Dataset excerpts
● ● ●

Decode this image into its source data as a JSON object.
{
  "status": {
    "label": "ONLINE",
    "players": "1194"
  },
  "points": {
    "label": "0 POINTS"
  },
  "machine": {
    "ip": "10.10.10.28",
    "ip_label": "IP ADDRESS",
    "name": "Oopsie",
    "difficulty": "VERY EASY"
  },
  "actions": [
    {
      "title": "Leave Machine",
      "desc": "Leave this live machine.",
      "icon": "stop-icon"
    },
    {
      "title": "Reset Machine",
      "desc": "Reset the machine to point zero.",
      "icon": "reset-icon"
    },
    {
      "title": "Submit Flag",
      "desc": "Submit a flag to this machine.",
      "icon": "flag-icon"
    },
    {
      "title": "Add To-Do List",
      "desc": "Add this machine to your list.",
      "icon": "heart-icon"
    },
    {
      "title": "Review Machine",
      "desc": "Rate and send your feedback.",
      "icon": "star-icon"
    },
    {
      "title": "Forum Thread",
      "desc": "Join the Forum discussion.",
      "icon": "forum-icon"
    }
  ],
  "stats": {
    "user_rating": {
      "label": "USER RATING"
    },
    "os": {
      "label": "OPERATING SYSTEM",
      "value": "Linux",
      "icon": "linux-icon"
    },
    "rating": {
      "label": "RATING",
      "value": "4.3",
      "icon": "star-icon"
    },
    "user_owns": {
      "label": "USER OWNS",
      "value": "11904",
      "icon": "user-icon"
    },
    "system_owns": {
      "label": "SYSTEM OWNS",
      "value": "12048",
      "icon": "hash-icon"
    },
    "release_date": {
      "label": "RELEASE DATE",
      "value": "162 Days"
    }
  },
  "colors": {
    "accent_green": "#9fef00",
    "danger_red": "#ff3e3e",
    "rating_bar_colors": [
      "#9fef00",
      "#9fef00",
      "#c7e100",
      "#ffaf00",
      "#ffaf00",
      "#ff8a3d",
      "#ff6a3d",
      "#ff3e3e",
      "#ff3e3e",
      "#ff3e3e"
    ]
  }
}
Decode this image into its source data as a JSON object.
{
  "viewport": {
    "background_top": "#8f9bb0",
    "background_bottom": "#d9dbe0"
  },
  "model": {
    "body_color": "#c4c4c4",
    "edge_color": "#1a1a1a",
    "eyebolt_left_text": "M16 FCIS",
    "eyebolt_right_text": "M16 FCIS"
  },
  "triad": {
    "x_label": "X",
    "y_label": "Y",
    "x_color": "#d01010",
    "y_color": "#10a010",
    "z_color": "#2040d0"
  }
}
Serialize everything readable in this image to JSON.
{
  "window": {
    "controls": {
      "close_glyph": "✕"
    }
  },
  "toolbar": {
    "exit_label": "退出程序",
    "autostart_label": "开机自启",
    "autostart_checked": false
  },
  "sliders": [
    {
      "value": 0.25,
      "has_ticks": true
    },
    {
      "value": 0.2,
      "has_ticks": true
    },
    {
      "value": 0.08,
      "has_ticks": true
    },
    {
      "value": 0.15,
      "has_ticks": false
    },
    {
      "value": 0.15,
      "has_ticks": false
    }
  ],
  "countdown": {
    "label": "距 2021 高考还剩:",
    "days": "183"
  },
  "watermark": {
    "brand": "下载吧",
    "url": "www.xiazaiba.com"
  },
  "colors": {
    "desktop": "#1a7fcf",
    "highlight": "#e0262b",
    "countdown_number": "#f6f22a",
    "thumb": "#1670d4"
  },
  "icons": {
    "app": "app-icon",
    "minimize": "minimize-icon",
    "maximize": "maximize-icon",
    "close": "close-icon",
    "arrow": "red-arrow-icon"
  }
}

● ● ●

◆ Given exercise
Return the lines above exactly, keeping every word.

◆ Solution to the problem
Decode this image into its source data as a JSON object.
{
  "status": {
    "label": "ONLINE",
    "players": "1194"
  },
  "points": {
    "label": "0 POINTS"
  },
  "machine": {
    "ip": "10.10.10.28",
    "ip_label": "IP ADDRESS",
    "name": "Oopsie",
    "difficulty": "VERY EASY"
  },
  "actions": [
    {
      "title": "Leave Machine",
      "desc": "Leave this live machine.",
      "icon": "stop-icon"
    },
    {
      "title": "Reset Machine",
      "desc": "Reset the machine to point zero.",
      "icon": "reset-icon"
    },
    {
      "title": "Submit Flag",
      "desc": "Submit a flag to this machine.",
      "icon": "flag-icon"
    },
    {
      "title": "Add To-Do List",
      "desc": "Add this machine to your list.",
      "icon": "heart-icon"
    },
    {
      "title": "Review Machine",
      "desc": "Rate and send your feedback.",
      "icon": "star-icon"
    },
    {
      "title": "Forum Thread",
      "desc": "Join the Forum discussion.",
      "icon": "forum-icon"
    }
  ],
  "stats": {
    "user_rating": {
      "label": "USER RATING"
    },
    "os": {
      "label": "OPERATING SYSTEM",
      "value": "Linux",
      "icon": "linux-icon"
    },
    "rating": {
      "label": "RATING",
      "value": "4.3",
      "icon": "star-icon"
    },
    "user_owns": {
      "label": "USER OWNS",
      "value": "11904",
      "icon": "user-icon"
    },
    "system_owns": {
      "label": "SYSTEM OWNS",
      "value": "12048",
      "icon": "hash-icon"
    },
    "release_date": {
      "label": "RELEASE DATE",
      "value": "162 Days"
    }
  },
  "colors": {
    "accent_green": "#9fef00",
    "danger_red": "#ff3e3e",
    "rating_bar_colors": [
      "#9fef00",
      "#9fef00",
      "#c7e100",
      "#ffaf00",
      "#ffaf00",
      "#ff8a3d",
      "#ff6a3d",
      "#ff3e3e",
      "#ff3e3e",
      "#ff3e3e"
    ]
  }
}
Decode this image into its source data as a JSON object.
{
  "viewport": {
    "background_top": "#8f9bb0",
    "background_bottom": "#d9dbe0"
  },
  "model": {
    "body_color": "#c4c4c4",
    "edge_color": "#1a1a1a",
    "eyebolt_left_text": "M16 FCIS",
    "eyebolt_right_text": "M16 FCIS"
  },
  "triad": {
    "x_label": "X",
    "y_label": "Y",
    "x_color": "#d01010",
    "y_color": "#10a010",
    "z_color": "#2040d0"
  }
}
Serialize everything readable in this image to JSON.
{
  "window": {
    "controls": {
      "close_glyph": "✕"
    }
  },
  "toolbar": {
    "exit_label": "退出程序",
    "autostart_label": "开机自启",
    "autostart_checked": false
  },
  "sliders": [
    {
      "value": 0.25,
      "has_ticks": true
    },
    {
      "value": 0.2,
      "has_ticks": true
    },
    {
      "value": 0.08,
      "has_ticks": true
    },
    {
      "value": 0.15,
      "has_ticks": false
    },
    {
      "value": 0.15,
      "has_ticks": false
    }
  ],
  "countdown": {
    "label": "距 2021 高考还剩:",
    "days": "183"
  },
  "watermark": {
    "brand": "下载吧",
    "url": "www.xiazaiba.com"
  },
  "colors": {
    "desktop": "#1a7fcf",
    "highlight": "#e0262b",
    "countdown_number": "#f6f22a",
    "thumb": "#1670d4"
  },
  "icons": {
    "app": "app-icon",
    "minimize": "minimize-icon",
    "maximize": "maximize-icon",
    "close": "close-icon",
    "arrow": "red-arrow-icon"
  }
}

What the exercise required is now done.